**Work to complete**
Read through the records below and copy each line that uses the word "name".

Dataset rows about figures
▽
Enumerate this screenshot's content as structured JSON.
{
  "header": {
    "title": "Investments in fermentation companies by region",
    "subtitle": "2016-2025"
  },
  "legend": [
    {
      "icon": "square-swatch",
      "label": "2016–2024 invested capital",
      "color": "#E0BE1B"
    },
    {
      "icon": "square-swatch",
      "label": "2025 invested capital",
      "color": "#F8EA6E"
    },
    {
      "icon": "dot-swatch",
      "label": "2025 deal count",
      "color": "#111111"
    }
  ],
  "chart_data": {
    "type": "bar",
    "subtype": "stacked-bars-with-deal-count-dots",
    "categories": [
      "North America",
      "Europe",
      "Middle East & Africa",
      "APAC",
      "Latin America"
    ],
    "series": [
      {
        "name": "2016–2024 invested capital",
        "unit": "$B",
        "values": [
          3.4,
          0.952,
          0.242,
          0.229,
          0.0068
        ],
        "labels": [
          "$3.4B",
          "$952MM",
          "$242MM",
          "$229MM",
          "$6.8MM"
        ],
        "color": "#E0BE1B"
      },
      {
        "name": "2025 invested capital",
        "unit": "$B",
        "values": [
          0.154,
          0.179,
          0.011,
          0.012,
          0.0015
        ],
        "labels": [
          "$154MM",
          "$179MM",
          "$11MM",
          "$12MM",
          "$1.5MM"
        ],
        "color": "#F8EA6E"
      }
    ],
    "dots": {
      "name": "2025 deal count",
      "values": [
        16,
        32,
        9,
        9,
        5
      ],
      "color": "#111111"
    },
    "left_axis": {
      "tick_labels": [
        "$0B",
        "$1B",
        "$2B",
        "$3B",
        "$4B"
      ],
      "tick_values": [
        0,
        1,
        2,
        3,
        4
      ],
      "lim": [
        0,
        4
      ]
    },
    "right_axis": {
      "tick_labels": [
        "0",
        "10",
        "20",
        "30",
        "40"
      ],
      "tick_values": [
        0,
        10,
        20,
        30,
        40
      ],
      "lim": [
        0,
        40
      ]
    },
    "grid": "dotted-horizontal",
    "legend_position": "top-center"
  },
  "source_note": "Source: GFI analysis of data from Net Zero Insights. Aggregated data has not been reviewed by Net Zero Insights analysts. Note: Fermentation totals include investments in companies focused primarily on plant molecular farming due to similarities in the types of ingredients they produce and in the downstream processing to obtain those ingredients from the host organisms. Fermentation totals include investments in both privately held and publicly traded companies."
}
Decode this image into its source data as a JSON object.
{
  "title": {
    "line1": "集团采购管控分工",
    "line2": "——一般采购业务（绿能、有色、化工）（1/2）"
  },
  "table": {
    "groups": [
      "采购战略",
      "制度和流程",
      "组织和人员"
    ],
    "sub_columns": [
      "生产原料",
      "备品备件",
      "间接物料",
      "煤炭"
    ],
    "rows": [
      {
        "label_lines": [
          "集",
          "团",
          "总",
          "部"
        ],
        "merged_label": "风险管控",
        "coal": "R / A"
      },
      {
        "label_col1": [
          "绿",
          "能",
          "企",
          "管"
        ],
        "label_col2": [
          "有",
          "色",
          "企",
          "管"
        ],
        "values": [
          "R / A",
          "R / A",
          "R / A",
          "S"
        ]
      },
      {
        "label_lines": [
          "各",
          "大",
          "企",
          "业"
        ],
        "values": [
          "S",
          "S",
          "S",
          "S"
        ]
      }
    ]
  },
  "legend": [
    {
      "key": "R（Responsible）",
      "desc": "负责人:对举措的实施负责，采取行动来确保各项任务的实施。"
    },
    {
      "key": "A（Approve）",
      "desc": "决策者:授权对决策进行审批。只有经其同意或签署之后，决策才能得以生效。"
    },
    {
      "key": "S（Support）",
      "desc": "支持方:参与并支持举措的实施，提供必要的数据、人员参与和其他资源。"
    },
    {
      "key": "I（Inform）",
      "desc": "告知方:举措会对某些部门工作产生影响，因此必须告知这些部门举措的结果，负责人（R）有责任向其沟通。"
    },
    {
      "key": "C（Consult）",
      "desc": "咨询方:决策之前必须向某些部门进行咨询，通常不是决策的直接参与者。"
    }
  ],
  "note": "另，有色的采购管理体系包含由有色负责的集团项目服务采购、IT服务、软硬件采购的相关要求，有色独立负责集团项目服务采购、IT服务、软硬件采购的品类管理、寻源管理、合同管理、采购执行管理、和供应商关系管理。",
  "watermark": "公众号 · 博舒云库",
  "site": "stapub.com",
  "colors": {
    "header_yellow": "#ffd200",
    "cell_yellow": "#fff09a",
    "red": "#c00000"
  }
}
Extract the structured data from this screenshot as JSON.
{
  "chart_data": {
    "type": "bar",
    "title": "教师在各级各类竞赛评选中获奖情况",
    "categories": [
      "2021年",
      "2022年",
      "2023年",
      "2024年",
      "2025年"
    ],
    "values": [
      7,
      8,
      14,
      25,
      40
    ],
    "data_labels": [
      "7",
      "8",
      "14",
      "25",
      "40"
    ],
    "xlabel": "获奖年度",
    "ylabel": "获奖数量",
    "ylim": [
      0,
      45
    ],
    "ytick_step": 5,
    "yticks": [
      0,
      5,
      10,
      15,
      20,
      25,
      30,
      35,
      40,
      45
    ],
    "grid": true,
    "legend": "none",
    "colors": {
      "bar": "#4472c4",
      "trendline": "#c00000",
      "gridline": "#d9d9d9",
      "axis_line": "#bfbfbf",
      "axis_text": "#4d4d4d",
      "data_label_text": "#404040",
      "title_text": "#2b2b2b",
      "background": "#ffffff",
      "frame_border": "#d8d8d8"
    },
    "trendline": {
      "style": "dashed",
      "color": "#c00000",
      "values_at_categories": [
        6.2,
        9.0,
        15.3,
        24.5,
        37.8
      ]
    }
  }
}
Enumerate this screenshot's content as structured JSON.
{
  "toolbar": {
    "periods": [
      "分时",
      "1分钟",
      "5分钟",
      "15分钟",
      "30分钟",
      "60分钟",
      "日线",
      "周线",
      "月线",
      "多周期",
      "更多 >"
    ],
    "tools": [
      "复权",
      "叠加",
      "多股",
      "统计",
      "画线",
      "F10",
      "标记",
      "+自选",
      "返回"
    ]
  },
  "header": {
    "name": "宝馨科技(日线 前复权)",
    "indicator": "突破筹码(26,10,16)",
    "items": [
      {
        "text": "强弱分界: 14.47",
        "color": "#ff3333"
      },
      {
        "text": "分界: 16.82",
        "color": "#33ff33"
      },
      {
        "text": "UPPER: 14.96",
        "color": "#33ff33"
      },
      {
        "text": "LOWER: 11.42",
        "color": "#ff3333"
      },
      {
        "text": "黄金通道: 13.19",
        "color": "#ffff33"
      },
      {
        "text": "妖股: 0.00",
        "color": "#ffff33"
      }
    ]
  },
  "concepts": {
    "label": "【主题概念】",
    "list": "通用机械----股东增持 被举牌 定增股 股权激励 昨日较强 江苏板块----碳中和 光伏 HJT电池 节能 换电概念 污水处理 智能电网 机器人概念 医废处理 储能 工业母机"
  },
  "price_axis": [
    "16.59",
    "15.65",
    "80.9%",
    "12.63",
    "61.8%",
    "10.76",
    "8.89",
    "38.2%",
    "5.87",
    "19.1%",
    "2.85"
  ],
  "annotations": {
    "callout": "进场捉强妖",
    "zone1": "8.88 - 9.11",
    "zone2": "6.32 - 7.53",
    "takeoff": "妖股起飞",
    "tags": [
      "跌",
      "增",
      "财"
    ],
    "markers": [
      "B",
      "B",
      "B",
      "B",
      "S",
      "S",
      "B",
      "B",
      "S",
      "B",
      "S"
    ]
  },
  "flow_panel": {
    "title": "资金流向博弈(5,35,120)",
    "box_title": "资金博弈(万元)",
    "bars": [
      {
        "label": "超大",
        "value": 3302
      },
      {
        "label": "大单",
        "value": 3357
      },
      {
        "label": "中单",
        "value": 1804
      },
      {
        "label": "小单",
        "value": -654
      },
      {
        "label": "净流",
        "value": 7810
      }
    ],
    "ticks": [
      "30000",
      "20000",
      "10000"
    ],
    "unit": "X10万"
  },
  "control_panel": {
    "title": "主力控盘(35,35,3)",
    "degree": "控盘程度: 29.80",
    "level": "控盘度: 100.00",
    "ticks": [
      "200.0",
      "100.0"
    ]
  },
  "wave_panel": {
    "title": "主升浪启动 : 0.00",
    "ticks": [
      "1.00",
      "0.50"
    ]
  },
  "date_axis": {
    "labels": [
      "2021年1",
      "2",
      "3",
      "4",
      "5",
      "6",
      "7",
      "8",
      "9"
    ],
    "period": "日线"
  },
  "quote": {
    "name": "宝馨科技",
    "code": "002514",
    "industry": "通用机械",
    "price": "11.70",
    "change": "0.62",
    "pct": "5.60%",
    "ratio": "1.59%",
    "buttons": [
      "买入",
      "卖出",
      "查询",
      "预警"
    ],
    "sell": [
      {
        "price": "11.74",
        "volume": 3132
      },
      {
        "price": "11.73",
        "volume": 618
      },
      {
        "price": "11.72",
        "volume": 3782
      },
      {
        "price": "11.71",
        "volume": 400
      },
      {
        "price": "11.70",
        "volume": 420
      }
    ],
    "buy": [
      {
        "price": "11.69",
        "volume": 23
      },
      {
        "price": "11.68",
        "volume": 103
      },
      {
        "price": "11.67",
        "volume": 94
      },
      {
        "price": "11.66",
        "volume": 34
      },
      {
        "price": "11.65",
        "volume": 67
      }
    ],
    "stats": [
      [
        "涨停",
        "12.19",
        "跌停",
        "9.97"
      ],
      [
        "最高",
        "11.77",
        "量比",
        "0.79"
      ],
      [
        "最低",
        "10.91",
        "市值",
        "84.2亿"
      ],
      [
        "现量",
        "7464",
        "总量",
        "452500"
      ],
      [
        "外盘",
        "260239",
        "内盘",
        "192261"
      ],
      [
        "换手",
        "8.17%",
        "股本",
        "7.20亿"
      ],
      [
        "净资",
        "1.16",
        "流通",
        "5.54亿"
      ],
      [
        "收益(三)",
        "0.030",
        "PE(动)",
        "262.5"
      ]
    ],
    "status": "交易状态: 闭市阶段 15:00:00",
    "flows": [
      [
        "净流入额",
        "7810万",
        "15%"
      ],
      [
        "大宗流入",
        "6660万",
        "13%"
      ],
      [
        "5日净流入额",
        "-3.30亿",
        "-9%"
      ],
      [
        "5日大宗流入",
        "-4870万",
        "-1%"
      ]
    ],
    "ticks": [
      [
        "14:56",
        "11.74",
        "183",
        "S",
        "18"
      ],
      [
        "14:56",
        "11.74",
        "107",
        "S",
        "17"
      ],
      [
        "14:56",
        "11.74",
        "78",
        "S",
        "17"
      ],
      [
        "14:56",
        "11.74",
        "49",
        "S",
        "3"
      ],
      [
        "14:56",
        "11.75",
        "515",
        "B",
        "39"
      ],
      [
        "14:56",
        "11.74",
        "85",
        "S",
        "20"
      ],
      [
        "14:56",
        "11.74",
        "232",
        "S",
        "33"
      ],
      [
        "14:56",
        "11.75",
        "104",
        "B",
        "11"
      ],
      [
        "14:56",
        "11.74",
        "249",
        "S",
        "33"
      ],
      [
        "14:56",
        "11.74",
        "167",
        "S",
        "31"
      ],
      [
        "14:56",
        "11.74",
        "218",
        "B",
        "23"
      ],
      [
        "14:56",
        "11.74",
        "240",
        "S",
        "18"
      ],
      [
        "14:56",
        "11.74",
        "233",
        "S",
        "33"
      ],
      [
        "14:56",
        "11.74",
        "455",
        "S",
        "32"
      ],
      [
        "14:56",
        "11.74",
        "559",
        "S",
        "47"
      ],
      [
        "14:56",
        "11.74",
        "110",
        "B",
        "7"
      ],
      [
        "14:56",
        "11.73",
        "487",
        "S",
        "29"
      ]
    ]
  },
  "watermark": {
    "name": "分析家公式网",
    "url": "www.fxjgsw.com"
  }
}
△
**Full solution**
        "name": "2016–2024 invested capital",
        "name": "2025 invested capital",
      "name": "2025 deal count",
    "name": "宝馨科技(日线 前复权)",
    "name": "宝馨科技",
    "name": "分析家公式网",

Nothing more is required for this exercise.